# Start of Task input

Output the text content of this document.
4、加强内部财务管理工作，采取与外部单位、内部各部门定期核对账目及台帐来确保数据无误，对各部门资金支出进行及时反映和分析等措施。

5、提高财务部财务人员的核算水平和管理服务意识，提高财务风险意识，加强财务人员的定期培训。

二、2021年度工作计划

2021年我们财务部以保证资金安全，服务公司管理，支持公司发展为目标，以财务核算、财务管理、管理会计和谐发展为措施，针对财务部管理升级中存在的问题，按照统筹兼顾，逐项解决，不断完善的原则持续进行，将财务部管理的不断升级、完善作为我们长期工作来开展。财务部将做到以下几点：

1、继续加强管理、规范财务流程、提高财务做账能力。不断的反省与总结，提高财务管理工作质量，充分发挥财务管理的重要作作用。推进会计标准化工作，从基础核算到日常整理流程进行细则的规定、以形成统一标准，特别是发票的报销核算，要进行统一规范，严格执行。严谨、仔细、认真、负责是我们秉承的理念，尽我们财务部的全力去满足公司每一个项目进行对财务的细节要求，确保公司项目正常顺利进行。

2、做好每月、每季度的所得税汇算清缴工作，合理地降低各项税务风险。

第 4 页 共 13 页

# End of Task input
# Start of Task input

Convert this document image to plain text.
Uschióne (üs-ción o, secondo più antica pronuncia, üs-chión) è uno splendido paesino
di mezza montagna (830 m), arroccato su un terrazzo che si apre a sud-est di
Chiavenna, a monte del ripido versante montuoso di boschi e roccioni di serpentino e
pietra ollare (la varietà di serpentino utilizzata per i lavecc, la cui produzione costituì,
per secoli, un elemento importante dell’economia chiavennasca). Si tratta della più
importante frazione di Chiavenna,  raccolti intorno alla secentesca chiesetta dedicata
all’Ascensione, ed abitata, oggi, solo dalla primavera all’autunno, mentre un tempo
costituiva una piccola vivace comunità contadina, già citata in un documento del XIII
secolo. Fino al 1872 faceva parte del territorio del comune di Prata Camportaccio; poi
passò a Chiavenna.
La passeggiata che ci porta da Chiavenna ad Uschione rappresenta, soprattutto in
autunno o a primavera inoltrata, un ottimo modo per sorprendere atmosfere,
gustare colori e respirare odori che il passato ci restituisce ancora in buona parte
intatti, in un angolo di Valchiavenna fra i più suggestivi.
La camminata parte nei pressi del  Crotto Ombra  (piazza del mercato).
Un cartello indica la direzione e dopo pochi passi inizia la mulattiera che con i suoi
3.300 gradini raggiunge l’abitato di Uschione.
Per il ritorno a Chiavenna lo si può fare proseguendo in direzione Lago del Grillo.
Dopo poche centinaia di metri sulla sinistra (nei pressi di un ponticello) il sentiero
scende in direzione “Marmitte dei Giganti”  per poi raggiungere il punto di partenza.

# End of Task input
# Start of Task input

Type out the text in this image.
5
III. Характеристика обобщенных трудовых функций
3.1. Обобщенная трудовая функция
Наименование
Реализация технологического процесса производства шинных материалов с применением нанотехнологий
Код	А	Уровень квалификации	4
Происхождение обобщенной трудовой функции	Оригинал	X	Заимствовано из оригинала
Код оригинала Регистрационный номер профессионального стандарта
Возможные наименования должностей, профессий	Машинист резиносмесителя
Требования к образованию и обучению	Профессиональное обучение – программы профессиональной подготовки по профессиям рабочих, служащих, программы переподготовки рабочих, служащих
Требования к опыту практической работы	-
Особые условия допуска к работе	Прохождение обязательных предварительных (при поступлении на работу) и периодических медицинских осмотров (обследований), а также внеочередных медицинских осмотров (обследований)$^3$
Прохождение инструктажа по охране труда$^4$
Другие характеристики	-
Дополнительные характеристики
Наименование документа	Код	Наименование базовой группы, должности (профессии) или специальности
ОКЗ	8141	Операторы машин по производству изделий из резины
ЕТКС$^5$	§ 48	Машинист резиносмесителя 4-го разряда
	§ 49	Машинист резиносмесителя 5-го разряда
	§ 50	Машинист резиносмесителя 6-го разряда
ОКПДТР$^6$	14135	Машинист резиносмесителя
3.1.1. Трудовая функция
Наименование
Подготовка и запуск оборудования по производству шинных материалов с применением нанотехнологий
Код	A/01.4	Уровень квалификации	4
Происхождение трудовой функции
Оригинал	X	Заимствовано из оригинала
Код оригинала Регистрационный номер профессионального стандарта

# End of Task input

Exercise objective:
Which lines contain the word "характеристики"? Copy each of them.

Full answer:
Другие характеристики	-
Дополнительные характеристики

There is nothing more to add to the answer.